WHAT TO WORK ON:
Present every line below as a JSON list of strings, one string per line, leaving out blank lines and the pictures.

PROVIDED MATERIAL:

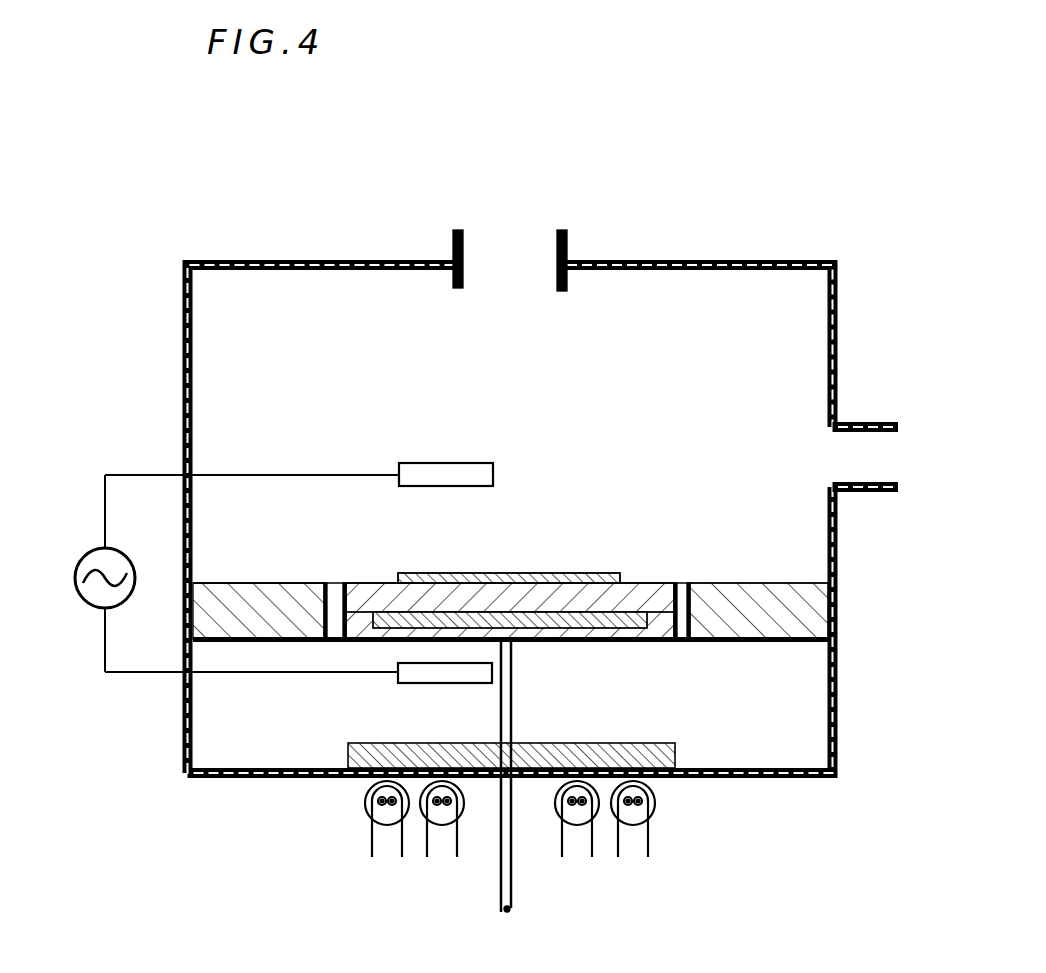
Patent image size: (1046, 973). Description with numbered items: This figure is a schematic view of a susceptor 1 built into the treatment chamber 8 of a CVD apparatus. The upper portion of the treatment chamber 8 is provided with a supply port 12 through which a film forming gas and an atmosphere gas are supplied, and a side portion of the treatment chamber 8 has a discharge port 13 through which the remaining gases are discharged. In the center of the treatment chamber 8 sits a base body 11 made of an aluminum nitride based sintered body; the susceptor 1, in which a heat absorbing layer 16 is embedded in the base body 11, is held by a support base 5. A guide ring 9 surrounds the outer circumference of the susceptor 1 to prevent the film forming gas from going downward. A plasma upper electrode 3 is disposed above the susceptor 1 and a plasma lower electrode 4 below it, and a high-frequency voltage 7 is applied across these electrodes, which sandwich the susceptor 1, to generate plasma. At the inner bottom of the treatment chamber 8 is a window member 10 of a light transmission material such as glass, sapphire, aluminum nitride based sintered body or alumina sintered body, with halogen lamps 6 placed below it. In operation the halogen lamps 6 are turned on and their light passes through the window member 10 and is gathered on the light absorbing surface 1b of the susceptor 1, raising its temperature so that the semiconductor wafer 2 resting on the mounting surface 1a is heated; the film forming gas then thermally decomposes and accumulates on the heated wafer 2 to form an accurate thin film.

The susceptor 1 is at (510, 610).
The mounting surface 1a is at (370, 583).
The light absorbing surface 1b is at (378, 638).
The semiconductor wafer 2 is at (496, 573).
The plasma upper electrode 3 is at (455, 470).
The plasma lower electrode 4 is at (448, 673).
The support base 5 is at (514, 897).
The halogen lamps 6 is at (442, 845).
The high-frequency voltage 7 is at (92, 550).
The treatment chamber 8 is at (672, 259).
The guide ring 9 is at (745, 583).
The window member 10 is at (352, 762).
The base body 11 is at (357, 638).
The supply port 12 is at (510, 247).
The discharge port 13 is at (882, 453).
The heat absorbing layer 16 is at (630, 628).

SOLUTION FOR THIS TASK:
[
  "Patent image size: (1046, 973). Description with numbered items: This figure is a schematic view of a susceptor 1 built into the treatment chamber 8 of a CVD apparatus. The upper portion of the treatment chamber 8 is provided with a supply port 12 through which a film forming gas and an atmosphere gas are supplied, and a side portion of the treatment chamber 8 has a discharge port 13 through which the remaining gases are discharged. In the center of the treatment chamber 8 sits a base body 11 made of an aluminum nitride based sintered body; the susceptor 1, in which a heat absorbing layer 16 is embedded in the base body 11, is held by a support base 5. A guide ring 9 surrounds the outer circumference of the susceptor 1 to prevent the film forming gas from going downward. A plasma upper electrode 3 is disposed above the susceptor 1 and a plasma lower electrode 4 below it, and a high-frequency voltage 7 is applied across these electrodes, which sandwich the susceptor 1, to generate plasma. At the inner bottom of the treatment chamber 8 is a window member 10 of a light transmission material such as glass, sapphire, aluminum nitride based sintered body or alumina sintered body, with halogen lamps 6 placed below it. In operation the halogen lamps 6 are turned on and their light passes through the window member 10 and is gathered on the light absorbing surface 1b of the susceptor 1, raising its temperature so that the semiconductor wafer 2 resting on the mounting surface 1a is heated; the film forming gas then thermally decomposes and accumulates on the heated wafer 2 to form an accurate thin film.",
  "The susceptor 1 is at (510, 610).",
  "The mounting surface 1a is at (370, 583).",
  "The light absorbing surface 1b is at (378, 638).",
  "The semiconductor wafer 2 is at (496, 573).",
  "The plasma upper electrode 3 is at (455, 470).",
  "The plasma lower electrode 4 is at (448, 673).",
  "The support base 5 is at (514, 897).",
  "The halogen lamps 6 is at (442, 845).",
  "The high-frequency voltage 7 is at (92, 550).",
  "The treatment chamber 8 is at (672, 259).",
  "The guide ring 9 is at (745, 583).",
  "The window member 10 is at (352, 762).",
  "The base body 11 is at (357, 638).",
  "The supply port 12 is at (510, 247).",
  "The discharge port 13 is at (882, 453).",
  "The heat absorbing layer 16 is at (630, 628)."
]